▸ **What the exercise asks**
Your task is to repeat the lines below exactly, excluding any pictures they contain.

────────

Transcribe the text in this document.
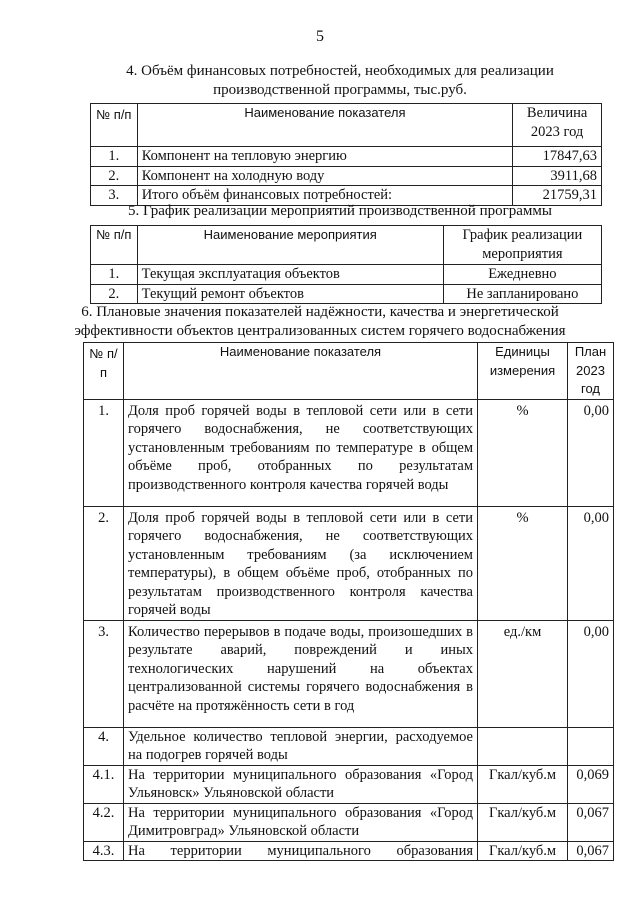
5
4. Объём финансовых потребностей, необходимых для реализации
производственной программы, тыс.руб.
№ п/п	Наименование показателя	Величина 2023 год
1.	Компонент на тепловую энергию	17847,63
2.	Компонент на холодную воду	3911,68
3.	Итого объём финансовых потребностей:	21759,31
5. График реализации мероприятий производственной программы
№ п/п	Наименование мероприятия	График реализации мероприятия
1.	Текущая эксплуатация объектов	Ежедневно
2.	Текущий ремонт объектов	Не запланировано
6. Плановые значения показателей надёжности, качества и энергетической
эффективности объектов централизованных систем горячего водоснабжения
№ п/п	Наименование показателя	Единицы измерения	План 2023 год
1.	Доля проб горячей воды в тепловой сети или в сети горячего водоснабжения, не соответствующих установленным требованиям по температуре в общем объёме проб, отобранных по результатам производственного контроля качества горячей воды	%	0,00
2.	Доля проб горячей воды в тепловой сети или в сети горячего водоснабжения, не соответствующих установленным требованиям (за исключением температуры), в общем объёме проб, отобранных по результатам производственного контроля качества горячей воды	%	0,00
3.	Количество перерывов в подаче воды, произошедших в результате аварий, повреждений и иных технологических нарушений на объектах централизованной системы горячего водоснабжения в расчёте на протяжённость сети в год	ед./км	0,00
4.	Удельное количество тепловой энергии, расходуемое на подогрев горячей воды		
4.1.	На территории муниципального образования «Город Ульяновск» Ульяновской области	Гкал/куб.м	0,069
4.2.	На территории муниципального образования «Город Димитровград» Ульяновской области	Гкал/куб.м	0,067
4.3.	На территории муниципального образования	Гкал/куб.м	0,067
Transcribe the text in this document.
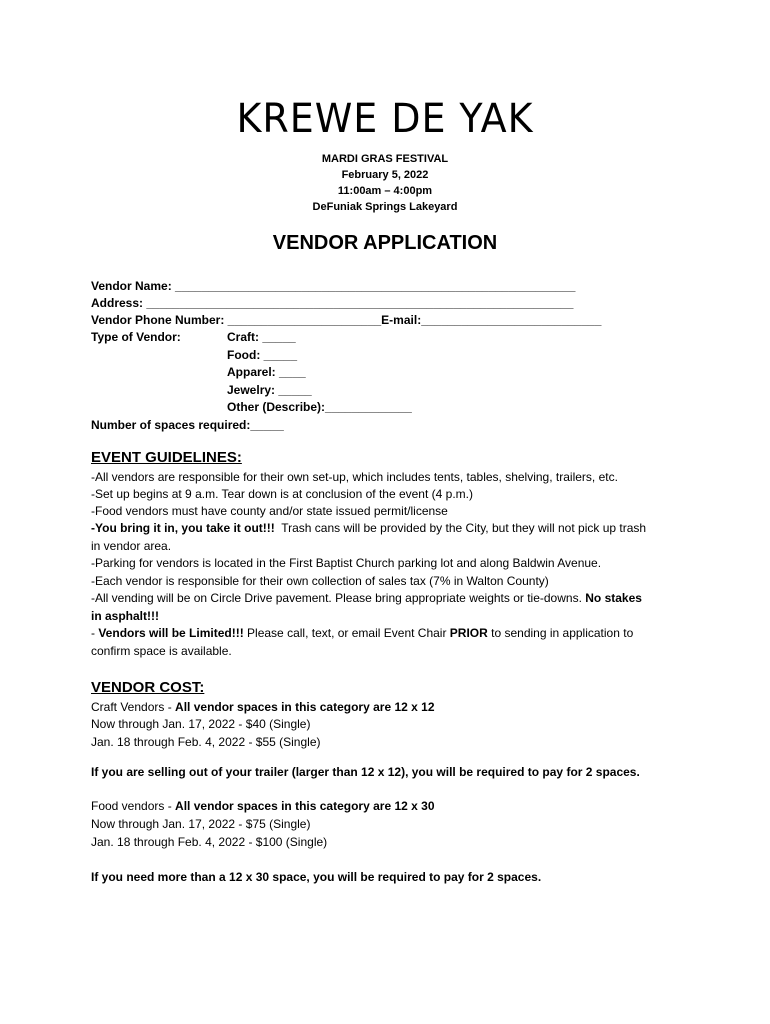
KREWE DE YAK
MARDI GRAS FESTIVAL
February 5, 2022
11:00am – 4:00pm
DeFuniak Springs Lakeyard
VENDOR APPLICATION
Vendor Name: ____________________________________________________________
Address: ________________________________________________________________
Vendor Phone Number: _______________________E-mail:___________________________
Type of Vendor:	Craft: _____
Food: _____
Apparel: ____
Jewelry: _____
Other (Describe):_____________
Number of spaces required:_____
EVENT GUIDELINES:
-All vendors are responsible for their own set-up, which includes tents, tables, shelving, trailers, etc.
-Set up begins at 9 a.m. Tear down is at conclusion of the event (4 p.m.)
-Food vendors must have county and/or state issued permit/license
-You bring it in, you take it out!!!  Trash cans will be provided by the City, but they will not pick up trash
in vendor area.
-Parking for vendors is located in the First Baptist Church parking lot and along Baldwin Avenue.
-Each vendor is responsible for their own collection of sales tax (7% in Walton County)
-All vending will be on Circle Drive pavement. Please bring appropriate weights or tie-downs. No stakes
in asphalt!!!
- Vendors will be Limited!!! Please call, text, or email Event Chair PRIOR to sending in application to
confirm space is available.
VENDOR COST:
Craft Vendors - All vendor spaces in this category are 12 x 12
Now through Jan. 17, 2022 - $40 (Single)
Jan. 18 through Feb. 4, 2022 - $55 (Single)
If you are selling out of your trailer (larger than 12 x 12), you will be required to pay for 2 spaces.
Food vendors - All vendor spaces in this category are 12 x 30
Now through Jan. 17, 2022 - $75 (Single)
Jan. 18 through Feb. 4, 2022 - $100 (Single)
If you need more than a 12 x 30 space, you will be required to pay for 2 spaces.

────────

▸ **Completed exercise**
Transcribe the text in this document.
5
4. Объём финансовых потребностей, необходимых для реализации
производственной программы, тыс.руб.
№ п/п	Наименование показателя	Величина 2023 год
1.	Компонент на тепловую энергию	17847,63
2.	Компонент на холодную воду	3911,68
3.	Итого объём финансовых потребностей:	21759,31
5. График реализации мероприятий производственной программы
№ п/п	Наименование мероприятия	График реализации мероприятия
1.	Текущая эксплуатация объектов	Ежедневно
2.	Текущий ремонт объектов	Не запланировано
6. Плановые значения показателей надёжности, качества и энергетической
эффективности объектов централизованных систем горячего водоснабжения
№ п/п	Наименование показателя	Единицы измерения	План 2023 год
1.	Доля проб горячей воды в тепловой сети или в сети горячего водоснабжения, не соответствующих установленным требованиям по температуре в общем объёме проб, отобранных по результатам производственного контроля качества горячей воды	%	0,00
2.	Доля проб горячей воды в тепловой сети или в сети горячего водоснабжения, не соответствующих установленным требованиям (за исключением температуры), в общем объёме проб, отобранных по результатам производственного контроля качества горячей воды	%	0,00
3.	Количество перерывов в подаче воды, произошедших в результате аварий, повреждений и иных технологических нарушений на объектах централизованной системы горячего водоснабжения в расчёте на протяжённость сети в год	ед./км	0,00
4.	Удельное количество тепловой энергии, расходуемое на подогрев горячей воды		
4.1.	На территории муниципального образования «Город Ульяновск» Ульяновской области	Гкал/куб.м	0,069
4.2.	На территории муниципального образования «Город Димитровград» Ульяновской области	Гкал/куб.м	0,067
4.3.	На территории муниципального образования	Гкал/куб.м	0,067
Transcribe the text in this document.
KREWE DE YAK
MARDI GRAS FESTIVAL
February 5, 2022
11:00am – 4:00pm
DeFuniak Springs Lakeyard
VENDOR APPLICATION
Vendor Name: ____________________________________________________________
Address: ________________________________________________________________
Vendor Phone Number: _______________________E-mail:___________________________
Type of Vendor:	Craft: _____
Food: _____
Apparel: ____
Jewelry: _____
Other (Describe):_____________
Number of spaces required:_____
EVENT GUIDELINES:
-All vendors are responsible for their own set-up, which includes tents, tables, shelving, trailers, etc.
-Set up begins at 9 a.m. Tear down is at conclusion of the event (4 p.m.)
-Food vendors must have county and/or state issued permit/license
-You bring it in, you take it out!!!  Trash cans will be provided by the City, but they will not pick up trash
in vendor area.
-Parking for vendors is located in the First Baptist Church parking lot and along Baldwin Avenue.
-Each vendor is responsible for their own collection of sales tax (7% in Walton County)
-All vending will be on Circle Drive pavement. Please bring appropriate weights or tie-downs. No stakes
in asphalt!!!
- Vendors will be Limited!!! Please call, text, or email Event Chair PRIOR to sending in application to
confirm space is available.
VENDOR COST:
Craft Vendors - All vendor spaces in this category are 12 x 12
Now through Jan. 17, 2022 - $40 (Single)
Jan. 18 through Feb. 4, 2022 - $55 (Single)
If you are selling out of your trailer (larger than 12 x 12), you will be required to pay for 2 spaces.
Food vendors - All vendor spaces in this category are 12 x 30
Now through Jan. 17, 2022 - $75 (Single)
Jan. 18 through Feb. 4, 2022 - $100 (Single)
If you need more than a 12 x 30 space, you will be required to pay for 2 spaces.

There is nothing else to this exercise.